EXTRACTED RECORDS:
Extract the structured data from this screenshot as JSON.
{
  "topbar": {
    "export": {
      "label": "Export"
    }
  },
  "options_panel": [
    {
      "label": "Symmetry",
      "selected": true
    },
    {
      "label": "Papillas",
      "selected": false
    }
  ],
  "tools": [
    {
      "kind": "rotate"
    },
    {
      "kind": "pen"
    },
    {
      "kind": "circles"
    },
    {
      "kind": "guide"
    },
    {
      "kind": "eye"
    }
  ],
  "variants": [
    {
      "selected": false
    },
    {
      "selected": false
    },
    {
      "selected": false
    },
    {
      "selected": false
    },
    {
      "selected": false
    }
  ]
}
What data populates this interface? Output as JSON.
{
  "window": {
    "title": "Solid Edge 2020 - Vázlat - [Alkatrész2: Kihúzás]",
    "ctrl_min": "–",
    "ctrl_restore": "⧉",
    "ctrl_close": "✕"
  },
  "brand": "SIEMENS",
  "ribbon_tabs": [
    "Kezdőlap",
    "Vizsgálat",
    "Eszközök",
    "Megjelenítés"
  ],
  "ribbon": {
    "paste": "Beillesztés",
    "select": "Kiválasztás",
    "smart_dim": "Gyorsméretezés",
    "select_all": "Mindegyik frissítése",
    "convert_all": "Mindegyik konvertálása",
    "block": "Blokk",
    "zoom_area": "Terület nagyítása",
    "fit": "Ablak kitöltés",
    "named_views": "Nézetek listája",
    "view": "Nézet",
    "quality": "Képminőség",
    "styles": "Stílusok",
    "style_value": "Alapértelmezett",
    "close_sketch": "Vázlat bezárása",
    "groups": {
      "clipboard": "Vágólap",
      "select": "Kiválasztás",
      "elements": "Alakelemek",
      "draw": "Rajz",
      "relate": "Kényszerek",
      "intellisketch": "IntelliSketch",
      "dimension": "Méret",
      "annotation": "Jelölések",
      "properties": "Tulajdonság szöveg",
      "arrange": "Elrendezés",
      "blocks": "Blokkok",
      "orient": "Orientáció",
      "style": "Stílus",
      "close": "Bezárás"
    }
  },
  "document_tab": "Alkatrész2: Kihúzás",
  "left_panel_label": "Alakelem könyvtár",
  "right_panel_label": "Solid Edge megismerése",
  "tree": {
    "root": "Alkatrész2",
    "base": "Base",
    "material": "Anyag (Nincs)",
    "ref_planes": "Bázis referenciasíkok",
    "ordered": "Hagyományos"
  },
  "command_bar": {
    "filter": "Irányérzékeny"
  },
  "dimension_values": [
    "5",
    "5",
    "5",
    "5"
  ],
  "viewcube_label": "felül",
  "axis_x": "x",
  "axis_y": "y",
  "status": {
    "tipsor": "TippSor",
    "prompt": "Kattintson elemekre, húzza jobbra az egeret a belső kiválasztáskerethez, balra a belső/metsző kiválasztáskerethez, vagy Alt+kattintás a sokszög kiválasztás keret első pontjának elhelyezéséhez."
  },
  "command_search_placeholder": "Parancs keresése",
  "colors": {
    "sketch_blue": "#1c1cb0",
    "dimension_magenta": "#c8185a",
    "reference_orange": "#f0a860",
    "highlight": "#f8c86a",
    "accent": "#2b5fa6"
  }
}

WORK INSTRUCTIONS:
Copy down the whole of the data above, matching it exactly.

WORKED SOLUTION:
Extract the structured data from this screenshot as JSON.
{
  "topbar": {
    "export": {
      "label": "Export"
    }
  },
  "options_panel": [
    {
      "label": "Symmetry",
      "selected": true
    },
    {
      "label": "Papillas",
      "selected": false
    }
  ],
  "tools": [
    {
      "kind": "rotate"
    },
    {
      "kind": "pen"
    },
    {
      "kind": "circles"
    },
    {
      "kind": "guide"
    },
    {
      "kind": "eye"
    }
  ],
  "variants": [
    {
      "selected": false
    },
    {
      "selected": false
    },
    {
      "selected": false
    },
    {
      "selected": false
    },
    {
      "selected": false
    }
  ]
}
What data populates this interface? Output as JSON.
{
  "window": {
    "title": "Solid Edge 2020 - Vázlat - [Alkatrész2: Kihúzás]",
    "ctrl_min": "–",
    "ctrl_restore": "⧉",
    "ctrl_close": "✕"
  },
  "brand": "SIEMENS",
  "ribbon_tabs": [
    "Kezdőlap",
    "Vizsgálat",
    "Eszközök",
    "Megjelenítés"
  ],
  "ribbon": {
    "paste": "Beillesztés",
    "select": "Kiválasztás",
    "smart_dim": "Gyorsméretezés",
    "select_all": "Mindegyik frissítése",
    "convert_all": "Mindegyik konvertálása",
    "block": "Blokk",
    "zoom_area": "Terület nagyítása",
    "fit": "Ablak kitöltés",
    "named_views": "Nézetek listája",
    "view": "Nézet",
    "quality": "Képminőség",
    "styles": "Stílusok",
    "style_value": "Alapértelmezett",
    "close_sketch": "Vázlat bezárása",
    "groups": {
      "clipboard": "Vágólap",
      "select": "Kiválasztás",
      "elements": "Alakelemek",
      "draw": "Rajz",
      "relate": "Kényszerek",
      "intellisketch": "IntelliSketch",
      "dimension": "Méret",
      "annotation": "Jelölések",
      "properties": "Tulajdonság szöveg",
      "arrange": "Elrendezés",
      "blocks": "Blokkok",
      "orient": "Orientáció",
      "style": "Stílus",
      "close": "Bezárás"
    }
  },
  "document_tab": "Alkatrész2: Kihúzás",
  "left_panel_label": "Alakelem könyvtár",
  "right_panel_label": "Solid Edge megismerése",
  "tree": {
    "root": "Alkatrész2",
    "base": "Base",
    "material": "Anyag (Nincs)",
    "ref_planes": "Bázis referenciasíkok",
    "ordered": "Hagyományos"
  },
  "command_bar": {
    "filter": "Irányérzékeny"
  },
  "dimension_values": [
    "5",
    "5",
    "5",
    "5"
  ],
  "viewcube_label": "felül",
  "axis_x": "x",
  "axis_y": "y",
  "status": {
    "tipsor": "TippSor",
    "prompt": "Kattintson elemekre, húzza jobbra az egeret a belső kiválasztáskerethez, balra a belső/metsző kiválasztáskerethez, vagy Alt+kattintás a sokszög kiválasztás keret első pontjának elhelyezéséhez."
  },
  "command_search_placeholder": "Parancs keresése",
  "colors": {
    "sketch_blue": "#1c1cb0",
    "dimension_magenta": "#c8185a",
    "reference_orange": "#f0a860",
    "highlight": "#f8c86a",
    "accent": "#2b5fa6"
  }
}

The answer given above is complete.